Extract each line bearing the word "Чувашской".

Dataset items
------------------------

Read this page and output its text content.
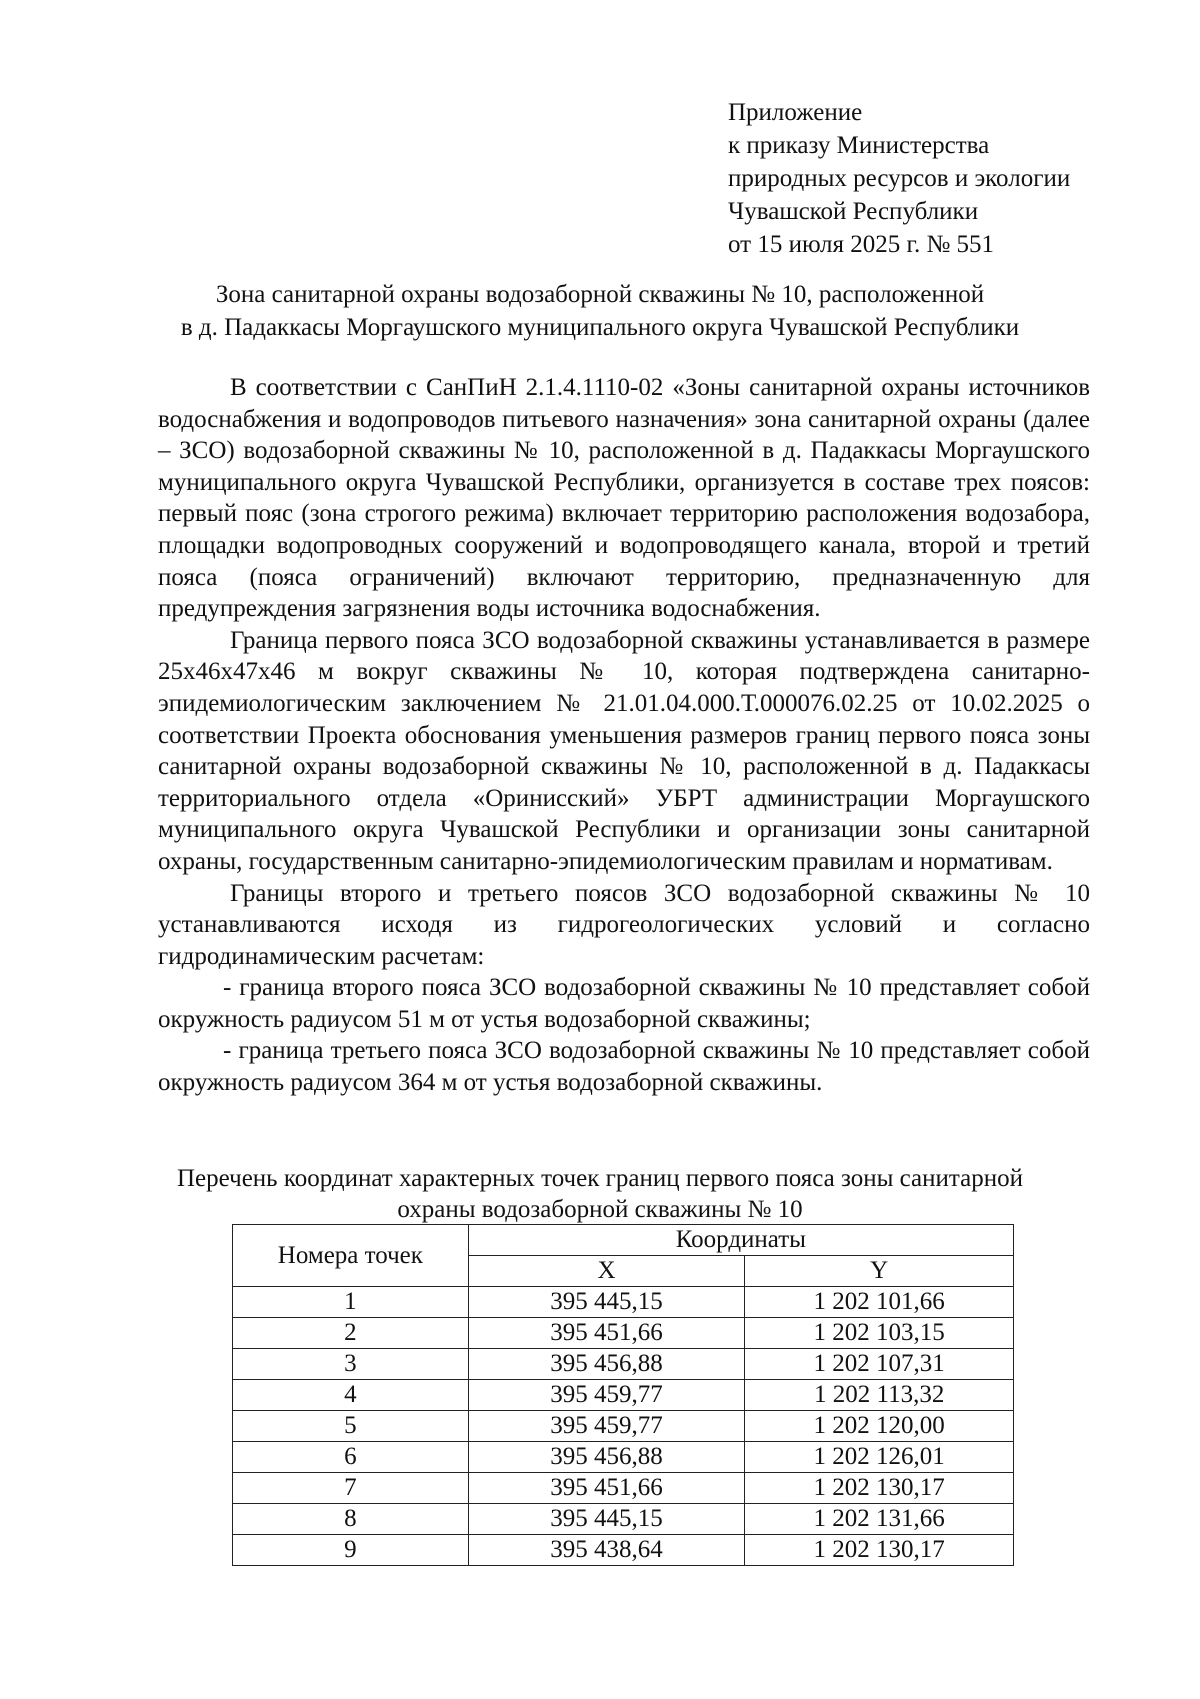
Приложение
к приказу Министерства
природных ресурсов и экологии
Чувашской Республики
от 15 июля 2025 г. № 551
Зона санитарной охраны водозаборной скважины № 10, расположенной
в д. Падаккасы Моргаушского муниципального округа Чувашской Республики

В соответствии с СанПиН 2.1.4.1110-02 «Зоны санитарной охраны источников водоснабжения и водопроводов питьевого назначения» зона санитарной охраны (далее – ЗСО) водозаборной скважины № 10, расположенной в д. Падаккасы Моргаушского муниципального округа Чувашской Республики, организуется в составе трех поясов: первый пояс (зона строгого режима) включает территорию расположения водозабора, площадки водопроводных сооружений и водопроводящего канала, второй и третий пояса (пояса ограничений) включают территорию, предназначенную для предупреждения загрязнения воды источника водоснабжения.

Граница первого пояса ЗСО водозаборной скважины устанавливается в размере 25х46х47х46 м вокруг скважины № 10, которая подтверждена санитарно-эпидемиологическим заключением № 21.01.04.000.Т.000076.02.25 от 10.02.2025 о соответствии Проекта обоснования уменьшения размеров границ первого пояса зоны санитарной охраны водозаборной скважины № 10, расположенной в д. Падаккасы территориального отдела «Оринисский» УБРТ администрации Моргаушского муниципального округа Чувашской Республики и организации зоны санитарной охраны, государственным санитарно-эпидемиологическим правилам и нормативам.

Границы второго и третьего поясов ЗСО водозаборной скважины № 10 устанавливаются исходя из гидрогеологических условий и согласно гидродинамическим расчетам:

- граница второго пояса ЗСО водозаборной скважины № 10 представляет собой окружность радиусом 51 м от устья водозаборной скважины;

- граница третьего пояса ЗСО водозаборной скважины № 10 представляет собой окружность радиусом 364 м от устья водозаборной скважины.

Перечень координат характерных точек границ первого пояса зоны санитарной
охраны водозаборной скважины № 10
Номера точек	Координаты	
	X	Y
1	395 445,15	1 202 101,66
2	395 451,66	1 202 103,15
3	395 456,88	1 202 107,31
4	395 459,77	1 202 113,32
5	395 459,77	1 202 120,00
6	395 456,88	1 202 126,01
7	395 451,66	1 202 130,17
8	395 445,15	1 202 131,66
9	395 438,64	1 202 130,17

------------------------

> Correct response
Чувашской Республики
в д. Падаккасы Моргаушского муниципального округа Чувашской Республики
В соответствии с СанПиН 2.1.4.1110-02 «Зоны санитарной охраны источников водоснабжения и водопроводов питьевого назначения» зона санитарной охраны (далее – ЗСО) водозаборной скважины № 10, расположенной в д. Падаккасы Моргаушского муниципального округа Чувашской Республики, организуется в составе трех поясов: первый пояс (зона строгого режима) включает территорию расположения водозабора, площадки водопроводных сооружений и водопроводящего канала, второй и третий пояса (пояса ограничений) включают территорию, предназначенную для предупреждения загрязнения воды источника водоснабжения.
Граница первого пояса ЗСО водозаборной скважины устанавливается в размере 25х46х47х46 м вокруг скважины № 10, которая подтверждена санитарно-эпидемиологическим заключением № 21.01.04.000.Т.000076.02.25 от 10.02.2025 о соответствии Проекта обоснования уменьшения размеров границ первого пояса зоны санитарной охраны водозаборной скважины № 10, расположенной в д. Падаккасы территориального отдела «Оринисский» УБРТ администрации Моргаушского муниципального округа Чувашской Республики и организации зоны санитарной охраны, государственным санитарно-эпидемиологическим правилам и нормативам.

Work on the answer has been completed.